- EXERCISE BRIEF:
Filter the data below for the string "name" and copy each matching line.

- PROVIDED RECORDS:
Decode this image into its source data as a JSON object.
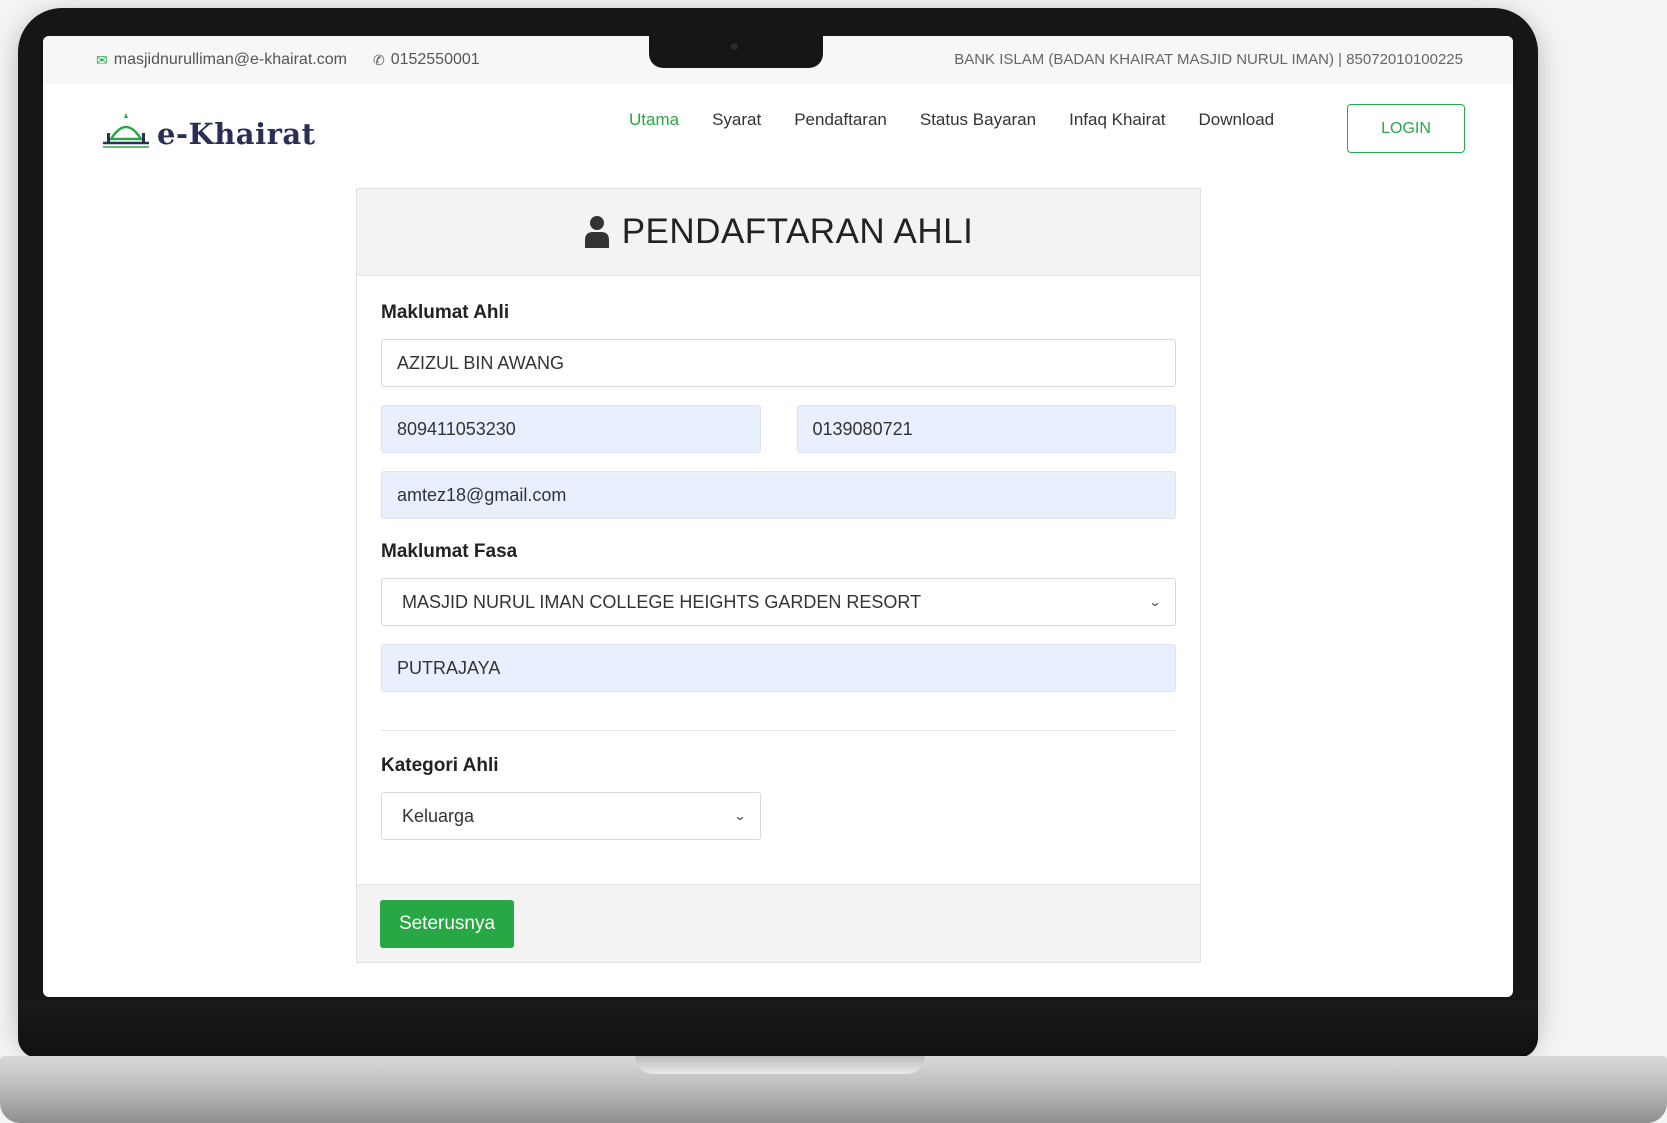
{
  "topbar": {
    "email": "masjidnurulliman@e-khairat.com",
    "phone": "0152550001",
    "bank": "BANK ISLAM (BADAN KHAIRAT MASJID NURUL IMAN) | 85072010100225"
  },
  "brand": {
    "name": "e-Khairat"
  },
  "nav": {
    "items": [
      "Utama",
      "Syarat",
      "Pendaftaran",
      "Status Bayaran",
      "Infaq Khairat",
      "Download"
    ],
    "login": "LOGIN"
  },
  "form": {
    "title": "PENDAFTARAN AHLI",
    "section_ahli": "Maklumat Ahli",
    "name": "AZIZUL BIN AWANG",
    "ic": "809411053230",
    "phone": "0139080721",
    "email": "amtez18@gmail.com",
    "section_fasa": "Maklumat Fasa",
    "fasa": "MASJID NURUL IMAN COLLEGE HEIGHTS GARDEN RESORT",
    "city": "PUTRAJAYA",
    "section_kategori": "Kategori Ahli",
    "kategori": "Keluarga",
    "next": "Seterusnya"
  },
  "colors": {
    "accent": "#28a745",
    "filled_input": "#e8f0fe"
  }
}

- REPLY TO THE EXERCISE:
    "name": "e-Khairat"
    "name": "AZIZUL BIN AWANG",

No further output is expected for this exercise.